▸ **Challenge**:
Collect all lines below with the string "dcha".

▸ **Data excerpts**:
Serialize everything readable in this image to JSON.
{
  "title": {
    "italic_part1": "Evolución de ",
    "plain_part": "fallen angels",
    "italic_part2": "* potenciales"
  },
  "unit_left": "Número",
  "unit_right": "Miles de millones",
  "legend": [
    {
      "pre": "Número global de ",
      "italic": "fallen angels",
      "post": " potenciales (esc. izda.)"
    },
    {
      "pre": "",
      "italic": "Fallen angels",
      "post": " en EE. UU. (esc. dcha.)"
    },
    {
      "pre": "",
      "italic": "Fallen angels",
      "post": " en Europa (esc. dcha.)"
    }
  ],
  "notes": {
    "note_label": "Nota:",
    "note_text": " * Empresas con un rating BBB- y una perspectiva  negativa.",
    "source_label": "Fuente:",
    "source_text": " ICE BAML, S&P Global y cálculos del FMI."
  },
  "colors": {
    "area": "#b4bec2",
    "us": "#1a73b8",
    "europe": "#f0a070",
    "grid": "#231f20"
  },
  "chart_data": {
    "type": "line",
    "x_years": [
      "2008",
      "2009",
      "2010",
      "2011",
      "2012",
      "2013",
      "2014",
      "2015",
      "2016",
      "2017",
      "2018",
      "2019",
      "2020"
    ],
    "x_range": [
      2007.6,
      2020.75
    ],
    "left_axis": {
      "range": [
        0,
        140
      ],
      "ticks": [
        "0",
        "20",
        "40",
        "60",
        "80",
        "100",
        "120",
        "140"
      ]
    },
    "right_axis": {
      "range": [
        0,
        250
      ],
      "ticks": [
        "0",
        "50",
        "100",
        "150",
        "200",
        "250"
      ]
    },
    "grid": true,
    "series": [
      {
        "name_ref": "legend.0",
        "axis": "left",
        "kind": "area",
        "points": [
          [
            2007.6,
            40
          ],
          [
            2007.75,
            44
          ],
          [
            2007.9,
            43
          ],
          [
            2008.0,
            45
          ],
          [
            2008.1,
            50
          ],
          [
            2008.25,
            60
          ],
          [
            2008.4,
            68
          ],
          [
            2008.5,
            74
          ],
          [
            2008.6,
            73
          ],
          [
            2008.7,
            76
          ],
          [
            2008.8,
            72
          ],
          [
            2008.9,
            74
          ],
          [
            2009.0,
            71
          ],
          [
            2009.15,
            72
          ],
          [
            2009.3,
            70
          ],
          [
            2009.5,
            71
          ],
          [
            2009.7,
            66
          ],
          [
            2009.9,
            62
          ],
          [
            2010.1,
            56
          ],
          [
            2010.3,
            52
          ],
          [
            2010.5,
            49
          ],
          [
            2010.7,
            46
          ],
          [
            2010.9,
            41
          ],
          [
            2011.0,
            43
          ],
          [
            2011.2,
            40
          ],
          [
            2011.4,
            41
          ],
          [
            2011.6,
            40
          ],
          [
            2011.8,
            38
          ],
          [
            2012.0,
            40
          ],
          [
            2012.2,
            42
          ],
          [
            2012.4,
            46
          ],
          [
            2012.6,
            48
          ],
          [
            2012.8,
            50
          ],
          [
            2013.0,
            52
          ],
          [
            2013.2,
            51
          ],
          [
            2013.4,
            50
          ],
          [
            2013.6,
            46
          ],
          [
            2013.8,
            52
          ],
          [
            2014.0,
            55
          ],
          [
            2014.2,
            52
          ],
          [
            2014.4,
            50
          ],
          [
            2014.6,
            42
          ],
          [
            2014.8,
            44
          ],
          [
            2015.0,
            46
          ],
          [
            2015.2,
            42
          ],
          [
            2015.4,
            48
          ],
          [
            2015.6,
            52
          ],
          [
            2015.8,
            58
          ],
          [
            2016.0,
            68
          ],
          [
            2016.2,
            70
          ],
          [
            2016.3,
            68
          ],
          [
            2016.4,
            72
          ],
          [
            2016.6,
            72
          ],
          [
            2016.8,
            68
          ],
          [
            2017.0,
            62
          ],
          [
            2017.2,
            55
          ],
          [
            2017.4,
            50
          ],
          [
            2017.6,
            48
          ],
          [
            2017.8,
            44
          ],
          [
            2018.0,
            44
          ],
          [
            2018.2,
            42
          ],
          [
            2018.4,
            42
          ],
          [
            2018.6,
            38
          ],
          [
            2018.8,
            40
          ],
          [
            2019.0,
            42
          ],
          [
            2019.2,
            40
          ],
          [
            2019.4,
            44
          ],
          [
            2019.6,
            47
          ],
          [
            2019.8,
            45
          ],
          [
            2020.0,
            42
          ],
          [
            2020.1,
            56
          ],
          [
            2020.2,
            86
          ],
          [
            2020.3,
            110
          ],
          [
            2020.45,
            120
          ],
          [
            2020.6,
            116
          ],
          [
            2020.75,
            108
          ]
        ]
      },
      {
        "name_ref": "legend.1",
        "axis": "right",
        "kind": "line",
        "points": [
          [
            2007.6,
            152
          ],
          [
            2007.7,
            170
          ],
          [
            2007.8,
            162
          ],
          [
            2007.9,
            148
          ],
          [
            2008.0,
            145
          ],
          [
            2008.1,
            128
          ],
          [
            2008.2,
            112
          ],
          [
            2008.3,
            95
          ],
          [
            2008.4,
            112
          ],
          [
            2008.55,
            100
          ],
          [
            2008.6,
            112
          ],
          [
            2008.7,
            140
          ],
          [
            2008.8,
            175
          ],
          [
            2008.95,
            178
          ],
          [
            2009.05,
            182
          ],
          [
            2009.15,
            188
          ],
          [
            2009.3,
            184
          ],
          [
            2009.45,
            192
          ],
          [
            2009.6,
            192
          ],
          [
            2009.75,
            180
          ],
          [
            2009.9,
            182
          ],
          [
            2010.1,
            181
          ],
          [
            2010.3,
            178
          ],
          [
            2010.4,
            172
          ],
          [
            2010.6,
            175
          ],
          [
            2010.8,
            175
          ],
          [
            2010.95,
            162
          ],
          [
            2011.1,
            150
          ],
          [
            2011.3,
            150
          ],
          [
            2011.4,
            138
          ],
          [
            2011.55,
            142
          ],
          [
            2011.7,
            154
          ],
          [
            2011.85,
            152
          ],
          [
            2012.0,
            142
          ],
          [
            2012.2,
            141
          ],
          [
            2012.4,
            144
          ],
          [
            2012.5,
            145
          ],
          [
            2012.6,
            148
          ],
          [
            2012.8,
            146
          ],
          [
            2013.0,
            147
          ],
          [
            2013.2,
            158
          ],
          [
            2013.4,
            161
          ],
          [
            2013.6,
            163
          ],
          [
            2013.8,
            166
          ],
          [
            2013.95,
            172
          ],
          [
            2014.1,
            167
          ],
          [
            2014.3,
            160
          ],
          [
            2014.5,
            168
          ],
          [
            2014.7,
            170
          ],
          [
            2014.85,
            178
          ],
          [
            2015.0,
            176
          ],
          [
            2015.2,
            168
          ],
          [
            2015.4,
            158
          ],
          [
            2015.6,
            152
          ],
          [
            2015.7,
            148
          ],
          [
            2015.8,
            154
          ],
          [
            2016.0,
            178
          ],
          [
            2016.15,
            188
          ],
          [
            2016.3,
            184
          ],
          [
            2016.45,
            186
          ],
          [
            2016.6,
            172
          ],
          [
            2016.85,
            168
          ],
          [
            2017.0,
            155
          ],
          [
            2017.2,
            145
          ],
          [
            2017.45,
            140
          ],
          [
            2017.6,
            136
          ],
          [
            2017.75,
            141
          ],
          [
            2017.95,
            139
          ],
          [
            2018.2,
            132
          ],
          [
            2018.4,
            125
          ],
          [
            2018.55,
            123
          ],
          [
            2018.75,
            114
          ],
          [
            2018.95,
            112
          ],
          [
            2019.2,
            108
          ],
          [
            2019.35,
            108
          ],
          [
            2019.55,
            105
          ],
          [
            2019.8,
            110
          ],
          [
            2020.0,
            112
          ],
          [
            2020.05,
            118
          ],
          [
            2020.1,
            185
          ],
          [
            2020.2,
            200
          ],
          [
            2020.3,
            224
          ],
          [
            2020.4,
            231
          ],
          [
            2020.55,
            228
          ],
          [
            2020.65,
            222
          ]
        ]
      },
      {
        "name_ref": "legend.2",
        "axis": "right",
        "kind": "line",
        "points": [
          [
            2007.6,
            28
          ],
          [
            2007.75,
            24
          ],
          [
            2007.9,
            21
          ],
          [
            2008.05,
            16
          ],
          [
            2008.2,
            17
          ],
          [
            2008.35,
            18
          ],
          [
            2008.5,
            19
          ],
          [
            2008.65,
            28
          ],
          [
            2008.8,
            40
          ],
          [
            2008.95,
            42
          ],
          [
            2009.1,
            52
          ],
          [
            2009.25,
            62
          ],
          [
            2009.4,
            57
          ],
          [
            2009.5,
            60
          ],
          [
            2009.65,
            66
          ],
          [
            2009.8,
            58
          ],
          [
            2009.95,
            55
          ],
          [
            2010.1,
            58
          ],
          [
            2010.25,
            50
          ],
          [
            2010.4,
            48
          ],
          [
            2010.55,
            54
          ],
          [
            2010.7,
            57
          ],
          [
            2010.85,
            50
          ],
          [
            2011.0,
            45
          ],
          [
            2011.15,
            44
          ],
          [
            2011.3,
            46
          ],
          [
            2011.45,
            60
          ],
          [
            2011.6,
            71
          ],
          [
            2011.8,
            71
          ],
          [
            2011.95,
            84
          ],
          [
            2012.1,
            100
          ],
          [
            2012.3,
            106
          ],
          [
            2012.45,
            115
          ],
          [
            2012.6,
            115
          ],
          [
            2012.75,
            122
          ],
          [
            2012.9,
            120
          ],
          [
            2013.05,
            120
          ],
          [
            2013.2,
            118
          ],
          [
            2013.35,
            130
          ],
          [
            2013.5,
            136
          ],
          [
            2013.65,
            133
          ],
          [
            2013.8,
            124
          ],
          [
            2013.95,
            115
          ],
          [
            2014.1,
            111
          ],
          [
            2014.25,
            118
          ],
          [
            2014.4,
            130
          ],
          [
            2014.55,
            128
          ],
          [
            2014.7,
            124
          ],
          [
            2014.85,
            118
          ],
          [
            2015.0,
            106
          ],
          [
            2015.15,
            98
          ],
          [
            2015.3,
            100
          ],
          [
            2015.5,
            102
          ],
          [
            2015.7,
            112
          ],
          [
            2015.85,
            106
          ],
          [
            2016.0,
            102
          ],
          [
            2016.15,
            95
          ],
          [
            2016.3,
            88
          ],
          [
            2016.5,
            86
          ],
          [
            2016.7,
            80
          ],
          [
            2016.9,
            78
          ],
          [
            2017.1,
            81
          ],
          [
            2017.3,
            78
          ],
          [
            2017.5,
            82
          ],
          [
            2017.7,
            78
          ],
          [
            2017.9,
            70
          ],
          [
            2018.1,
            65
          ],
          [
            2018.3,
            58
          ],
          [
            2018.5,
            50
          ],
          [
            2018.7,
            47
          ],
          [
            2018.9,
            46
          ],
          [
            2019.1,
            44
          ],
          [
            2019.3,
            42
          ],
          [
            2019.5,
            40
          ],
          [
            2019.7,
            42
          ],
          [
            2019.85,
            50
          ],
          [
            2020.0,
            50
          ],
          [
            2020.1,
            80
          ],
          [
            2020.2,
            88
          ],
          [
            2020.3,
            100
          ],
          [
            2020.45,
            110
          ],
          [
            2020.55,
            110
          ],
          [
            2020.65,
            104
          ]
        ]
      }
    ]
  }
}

▸ **Finished exercise**:
      "post": " en EE. UU. (esc. dcha.)"
      "post": " en Europa (esc. dcha.)"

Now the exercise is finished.